■ **Required work**:
Identify the lines that contain the word "Please", then copy them.

------ Excerpted data ------

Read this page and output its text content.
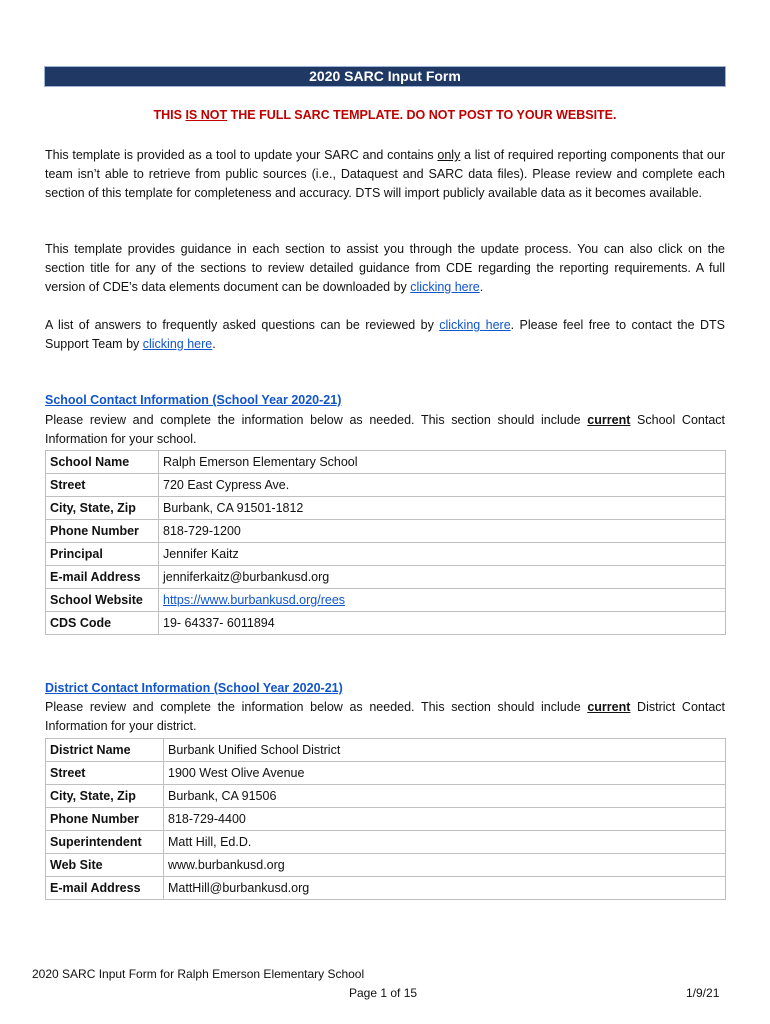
2020 SARC Input Form
THIS IS NOT THE FULL SARC TEMPLATE. DO NOT POST TO YOUR WEBSITE.

This template is provided as a tool to update your SARC and contains only a list of required reporting components that our team isn’t able to retrieve from public sources (i.e., Dataquest and SARC data files). Please review and complete each section of this template for completeness and accuracy. DTS will import publicly available data as it becomes available.

This template provides guidance in each section to assist you through the update process. You can also click on the section title for any of the sections to review detailed guidance from CDE regarding the reporting requirements. A full version of CDE’s data elements document can be downloaded by clicking here.

A list of answers to frequently asked questions can be reviewed by clicking here. Please feel free to contact the DTS Support Team by clicking here.

School Contact Information (School Year 2020-21)

Please review and complete the information below as needed. This section should include current School Contact Information for your school.

School Name	Ralph Emerson Elementary School
Street	720 East Cypress Ave.
City, State, Zip	Burbank, CA 91501-1812
Phone Number	818-729-1200
Principal	Jennifer Kaitz
E-mail Address	jenniferkaitz@burbankusd.org
School Website	https://www.burbankusd.org/rees
CDS Code	19- 64337- 6011894
District Contact Information (School Year 2020-21)

Please review and complete the information below as needed. This section should include current District Contact Information for your district.

District Name	Burbank Unified School District
Street	1900 West Olive Avenue
City, State, Zip	Burbank, CA 91506
Phone Number	818-729-4400
Superintendent	Matt Hill, Ed.D.
Web Site	www.burbankusd.org
E-mail Address	MattHill@burbankusd.org
2020 SARC Input Form for Ralph Emerson Elementary School
Page 1 of 15	1/9/21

------

■ **The reply**:
This template is provided as a tool to update your SARC and contains only a list of required reporting components that our team isn’t able to retrieve from public sources (i.e., Dataquest and SARC data files). Please review and complete each section of this template for completeness and accuracy. DTS will import publicly available data as it becomes available.
A list of answers to frequently asked questions can be reviewed by clicking here. Please feel free to contact the DTS Support Team by clicking here.
Please review and complete the information below as needed. This section should include current School Contact Information for your school.
Please review and complete the information below as needed. This section should include current District Contact Information for your district.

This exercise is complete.